__STATED TASK__. Retype every line of the material below verbatim, keeping the original order.
Start of THE INPUT
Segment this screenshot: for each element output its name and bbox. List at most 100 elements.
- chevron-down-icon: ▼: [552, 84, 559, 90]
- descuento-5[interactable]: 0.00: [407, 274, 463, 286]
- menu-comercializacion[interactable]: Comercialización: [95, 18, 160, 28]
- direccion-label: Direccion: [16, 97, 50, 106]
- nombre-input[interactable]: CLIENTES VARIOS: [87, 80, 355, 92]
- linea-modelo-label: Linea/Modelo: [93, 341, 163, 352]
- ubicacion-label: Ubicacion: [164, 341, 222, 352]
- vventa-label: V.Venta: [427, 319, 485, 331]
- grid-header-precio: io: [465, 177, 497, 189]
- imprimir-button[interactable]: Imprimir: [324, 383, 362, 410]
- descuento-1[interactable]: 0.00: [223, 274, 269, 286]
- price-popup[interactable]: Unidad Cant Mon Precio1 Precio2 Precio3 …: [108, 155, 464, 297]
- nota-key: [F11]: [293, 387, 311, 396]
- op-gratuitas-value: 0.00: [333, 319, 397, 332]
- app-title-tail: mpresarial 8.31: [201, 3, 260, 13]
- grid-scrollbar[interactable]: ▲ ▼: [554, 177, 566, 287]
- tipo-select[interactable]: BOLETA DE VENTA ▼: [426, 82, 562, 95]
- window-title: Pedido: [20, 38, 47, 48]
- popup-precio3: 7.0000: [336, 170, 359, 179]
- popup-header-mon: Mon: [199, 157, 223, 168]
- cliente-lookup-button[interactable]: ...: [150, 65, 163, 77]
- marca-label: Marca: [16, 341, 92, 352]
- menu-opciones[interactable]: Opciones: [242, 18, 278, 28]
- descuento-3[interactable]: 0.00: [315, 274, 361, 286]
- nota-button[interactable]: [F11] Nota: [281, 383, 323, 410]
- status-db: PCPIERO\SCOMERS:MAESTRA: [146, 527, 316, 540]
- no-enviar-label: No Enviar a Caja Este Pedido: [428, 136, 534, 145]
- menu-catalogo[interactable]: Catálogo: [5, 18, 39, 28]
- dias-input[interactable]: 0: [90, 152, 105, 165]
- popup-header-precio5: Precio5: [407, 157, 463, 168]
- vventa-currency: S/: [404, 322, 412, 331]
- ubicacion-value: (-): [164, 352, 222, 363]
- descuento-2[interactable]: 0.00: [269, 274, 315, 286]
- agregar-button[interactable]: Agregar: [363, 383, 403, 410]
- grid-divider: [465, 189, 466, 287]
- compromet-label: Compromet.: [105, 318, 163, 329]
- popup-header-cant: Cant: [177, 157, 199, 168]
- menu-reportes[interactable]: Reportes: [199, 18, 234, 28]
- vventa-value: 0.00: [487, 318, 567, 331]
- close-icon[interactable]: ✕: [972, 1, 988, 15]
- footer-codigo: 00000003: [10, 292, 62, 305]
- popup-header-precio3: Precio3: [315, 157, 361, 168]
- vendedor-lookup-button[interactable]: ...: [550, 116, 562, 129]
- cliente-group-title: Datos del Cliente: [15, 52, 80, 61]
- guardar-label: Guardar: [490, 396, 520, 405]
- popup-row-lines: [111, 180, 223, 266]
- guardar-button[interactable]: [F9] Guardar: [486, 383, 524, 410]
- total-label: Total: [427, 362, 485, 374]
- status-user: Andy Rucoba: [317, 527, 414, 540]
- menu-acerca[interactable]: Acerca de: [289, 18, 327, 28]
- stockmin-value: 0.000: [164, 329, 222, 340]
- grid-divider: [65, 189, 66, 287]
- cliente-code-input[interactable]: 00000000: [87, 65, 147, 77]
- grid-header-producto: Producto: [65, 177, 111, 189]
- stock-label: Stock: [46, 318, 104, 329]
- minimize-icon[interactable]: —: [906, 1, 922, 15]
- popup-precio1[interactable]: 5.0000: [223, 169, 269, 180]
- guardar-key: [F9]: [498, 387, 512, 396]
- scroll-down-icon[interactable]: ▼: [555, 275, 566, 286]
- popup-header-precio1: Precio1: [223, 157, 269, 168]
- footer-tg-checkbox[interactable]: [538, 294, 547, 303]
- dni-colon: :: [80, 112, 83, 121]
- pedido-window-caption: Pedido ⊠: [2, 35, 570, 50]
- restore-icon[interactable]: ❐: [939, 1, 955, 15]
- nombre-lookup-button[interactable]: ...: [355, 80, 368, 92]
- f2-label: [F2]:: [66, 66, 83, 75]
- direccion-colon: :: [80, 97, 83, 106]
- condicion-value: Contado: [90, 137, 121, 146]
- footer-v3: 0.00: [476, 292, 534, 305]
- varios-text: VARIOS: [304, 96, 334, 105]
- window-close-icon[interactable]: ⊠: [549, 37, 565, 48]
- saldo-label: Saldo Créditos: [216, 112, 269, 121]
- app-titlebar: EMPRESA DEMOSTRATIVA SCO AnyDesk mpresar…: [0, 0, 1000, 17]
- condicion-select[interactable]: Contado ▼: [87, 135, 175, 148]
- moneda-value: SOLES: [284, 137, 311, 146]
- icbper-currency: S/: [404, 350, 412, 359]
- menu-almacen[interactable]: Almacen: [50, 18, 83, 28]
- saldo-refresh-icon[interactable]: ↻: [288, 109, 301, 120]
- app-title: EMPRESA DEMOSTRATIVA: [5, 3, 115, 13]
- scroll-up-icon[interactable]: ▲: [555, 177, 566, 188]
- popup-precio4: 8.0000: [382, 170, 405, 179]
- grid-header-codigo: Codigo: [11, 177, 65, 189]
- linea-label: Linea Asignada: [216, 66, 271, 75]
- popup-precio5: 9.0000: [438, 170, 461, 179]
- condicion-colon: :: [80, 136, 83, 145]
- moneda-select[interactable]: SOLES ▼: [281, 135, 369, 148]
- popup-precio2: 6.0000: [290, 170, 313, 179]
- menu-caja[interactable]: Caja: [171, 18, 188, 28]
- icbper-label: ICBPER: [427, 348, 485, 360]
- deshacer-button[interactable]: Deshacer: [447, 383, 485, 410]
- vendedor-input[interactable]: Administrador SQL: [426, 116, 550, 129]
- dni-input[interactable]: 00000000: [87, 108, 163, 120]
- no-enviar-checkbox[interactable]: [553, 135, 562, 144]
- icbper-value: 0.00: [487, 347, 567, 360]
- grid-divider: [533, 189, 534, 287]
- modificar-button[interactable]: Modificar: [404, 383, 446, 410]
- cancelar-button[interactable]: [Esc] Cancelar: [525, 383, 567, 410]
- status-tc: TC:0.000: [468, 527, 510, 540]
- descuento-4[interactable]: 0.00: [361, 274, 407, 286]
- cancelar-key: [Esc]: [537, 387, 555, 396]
End of THE INPUT
__THE ANSWER__.
Segment this screenshot: for each element output its name and bbox. List at most 100 elements.
- chevron-down-icon: ▼: [552, 84, 559, 90]
- descuento-5[interactable]: 0.00: [407, 274, 463, 286]
- menu-comercializacion[interactable]: Comercialización: [95, 18, 160, 28]
- direccion-label: Direccion: [16, 97, 50, 106]
- nombre-input[interactable]: CLIENTES VARIOS: [87, 80, 355, 92]
- linea-modelo-label: Linea/Modelo: [93, 341, 163, 352]
- ubicacion-label: Ubicacion: [164, 341, 222, 352]
- vventa-label: V.Venta: [427, 319, 485, 331]
- grid-header-precio: io: [465, 177, 497, 189]
- imprimir-button[interactable]: Imprimir: [324, 383, 362, 410]
- descuento-1[interactable]: 0.00: [223, 274, 269, 286]
- price-popup[interactable]: Unidad Cant Mon Precio1 Precio2 Precio3 …: [108, 155, 464, 297]
- nota-key: [F11]: [293, 387, 311, 396]
- op-gratuitas-value: 0.00: [333, 319, 397, 332]
- app-title-tail: mpresarial 8.31: [201, 3, 260, 13]
- grid-scrollbar[interactable]: ▲ ▼: [554, 177, 566, 287]
- tipo-select[interactable]: BOLETA DE VENTA ▼: [426, 82, 562, 95]
- window-title: Pedido: [20, 38, 47, 48]
- popup-precio3: 7.0000: [336, 170, 359, 179]
- popup-header-mon: Mon: [199, 157, 223, 168]
- cliente-lookup-button[interactable]: ...: [150, 65, 163, 77]
- marca-label: Marca: [16, 341, 92, 352]
- menu-opciones[interactable]: Opciones: [242, 18, 278, 28]
- descuento-3[interactable]: 0.00: [315, 274, 361, 286]
- nota-button[interactable]: [F11] Nota: [281, 383, 323, 410]
- status-db: PCPIERO\SCOMERS:MAESTRA: [146, 527, 316, 540]
- no-enviar-label: No Enviar a Caja Este Pedido: [428, 136, 534, 145]
- menu-catalogo[interactable]: Catálogo: [5, 18, 39, 28]
- dias-input[interactable]: 0: [90, 152, 105, 165]
- popup-header-precio5: Precio5: [407, 157, 463, 168]
- vventa-currency: S/: [404, 322, 412, 331]
- ubicacion-value: (-): [164, 352, 222, 363]
- descuento-2[interactable]: 0.00: [269, 274, 315, 286]
- agregar-button[interactable]: Agregar: [363, 383, 403, 410]
- grid-divider: [465, 189, 466, 287]
- compromet-label: Compromet.: [105, 318, 163, 329]
- popup-header-cant: Cant: [177, 157, 199, 168]
- menu-reportes[interactable]: Reportes: [199, 18, 234, 28]
- vventa-value: 0.00: [487, 318, 567, 331]
- close-icon[interactable]: ✕: [972, 1, 988, 15]
- footer-codigo: 00000003: [10, 292, 62, 305]
- popup-header-precio3: Precio3: [315, 157, 361, 168]
- vendedor-lookup-button[interactable]: ...: [550, 116, 562, 129]
- cliente-group-title: Datos del Cliente: [15, 52, 80, 61]
- guardar-label: Guardar: [490, 396, 520, 405]
- popup-row-lines: [111, 180, 223, 266]
- guardar-button[interactable]: [F9] Guardar: [486, 383, 524, 410]
- total-label: Total: [427, 362, 485, 374]
- status-user: Andy Rucoba: [317, 527, 414, 540]
- menu-acerca[interactable]: Acerca de: [289, 18, 327, 28]
- stockmin-value: 0.000: [164, 329, 222, 340]
- grid-divider: [65, 189, 66, 287]
- cliente-code-input[interactable]: 00000000: [87, 65, 147, 77]
- grid-header-producto: Producto: [65, 177, 111, 189]
- stock-label: Stock: [46, 318, 104, 329]
- minimize-icon[interactable]: —: [906, 1, 922, 15]
- popup-precio1[interactable]: 5.0000: [223, 169, 269, 180]
- guardar-key: [F9]: [498, 387, 512, 396]
- scroll-down-icon[interactable]: ▼: [555, 275, 566, 286]
- popup-header-precio1: Precio1: [223, 157, 269, 168]
- footer-tg-checkbox[interactable]: [538, 294, 547, 303]
- dni-colon: :: [80, 112, 83, 121]
- pedido-window-caption: Pedido ⊠: [2, 35, 570, 50]
- restore-icon[interactable]: ❐: [939, 1, 955, 15]
- nombre-lookup-button[interactable]: ...: [355, 80, 368, 92]
- f2-label: [F2]:: [66, 66, 83, 75]
- direccion-colon: :: [80, 97, 83, 106]
- condicion-value: Contado: [90, 137, 121, 146]
- footer-v3: 0.00: [476, 292, 534, 305]
- varios-text: VARIOS: [304, 96, 334, 105]
- window-close-icon[interactable]: ⊠: [549, 37, 565, 48]
- saldo-label: Saldo Créditos: [216, 112, 269, 121]
- app-titlebar: EMPRESA DEMOSTRATIVA SCO AnyDesk mpresar…: [0, 0, 1000, 17]
- condicion-select[interactable]: Contado ▼: [87, 135, 175, 148]
- moneda-value: SOLES: [284, 137, 311, 146]
- icbper-currency: S/: [404, 350, 412, 359]
- menu-almacen[interactable]: Almacen: [50, 18, 83, 28]
- saldo-refresh-icon[interactable]: ↻: [288, 109, 301, 120]
- app-title: EMPRESA DEMOSTRATIVA: [5, 3, 115, 13]
- scroll-up-icon[interactable]: ▲: [555, 177, 566, 188]
- popup-precio4: 8.0000: [382, 170, 405, 179]
- grid-header-codigo: Codigo: [11, 177, 65, 189]
- linea-label: Linea Asignada: [216, 66, 271, 75]
- popup-precio5: 9.0000: [438, 170, 461, 179]
- condicion-colon: :: [80, 136, 83, 145]
- moneda-select[interactable]: SOLES ▼: [281, 135, 369, 148]
- popup-precio2: 6.0000: [290, 170, 313, 179]
- menu-caja[interactable]: Caja: [171, 18, 188, 28]
- icbper-label: ICBPER: [427, 348, 485, 360]
- deshacer-button[interactable]: Deshacer: [447, 383, 485, 410]
- vendedor-input[interactable]: Administrador SQL: [426, 116, 550, 129]
- dni-input[interactable]: 00000000: [87, 108, 163, 120]
- no-enviar-checkbox[interactable]: [553, 135, 562, 144]
- icbper-value: 0.00: [487, 347, 567, 360]
- grid-divider: [533, 189, 534, 287]
- modificar-button[interactable]: Modificar: [404, 383, 446, 410]
- cancelar-button[interactable]: [Esc] Cancelar: [525, 383, 567, 410]
- status-tc: TC:0.000: [468, 527, 510, 540]
- descuento-4[interactable]: 0.00: [361, 274, 407, 286]
- cancelar-key: [Esc]: [537, 387, 555, 396]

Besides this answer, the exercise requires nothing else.